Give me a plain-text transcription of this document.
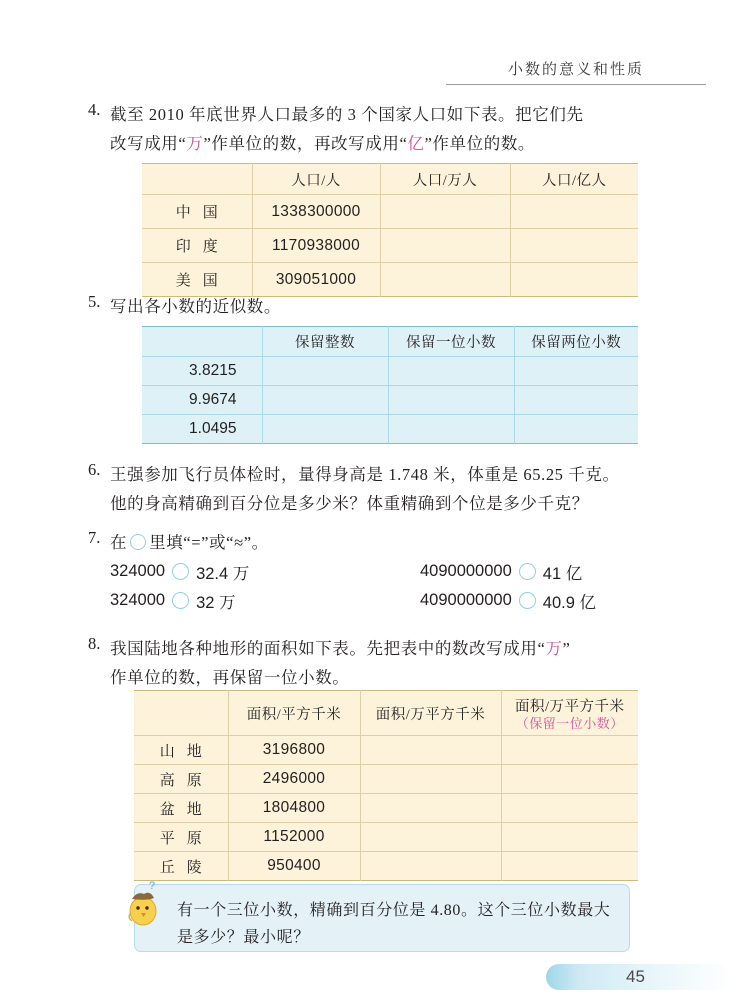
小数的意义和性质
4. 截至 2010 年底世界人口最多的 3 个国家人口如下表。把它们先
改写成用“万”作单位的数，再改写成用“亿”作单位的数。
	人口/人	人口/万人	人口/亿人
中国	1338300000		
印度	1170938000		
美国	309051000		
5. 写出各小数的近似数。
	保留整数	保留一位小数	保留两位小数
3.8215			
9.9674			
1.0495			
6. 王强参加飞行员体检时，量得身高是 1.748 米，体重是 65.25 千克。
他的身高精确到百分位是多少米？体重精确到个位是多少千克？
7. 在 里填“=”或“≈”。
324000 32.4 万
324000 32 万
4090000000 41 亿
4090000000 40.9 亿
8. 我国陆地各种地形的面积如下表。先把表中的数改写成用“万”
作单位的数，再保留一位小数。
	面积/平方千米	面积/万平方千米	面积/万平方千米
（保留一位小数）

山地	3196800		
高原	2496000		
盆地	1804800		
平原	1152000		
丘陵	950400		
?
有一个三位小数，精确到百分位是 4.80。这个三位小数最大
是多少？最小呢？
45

* * *

Search the entries for the word "作单位的数" and gather every line where it appears.

改写成用“万”作单位的数，再改写成用“亿”作单位的数。
作单位的数，再保留一位小数。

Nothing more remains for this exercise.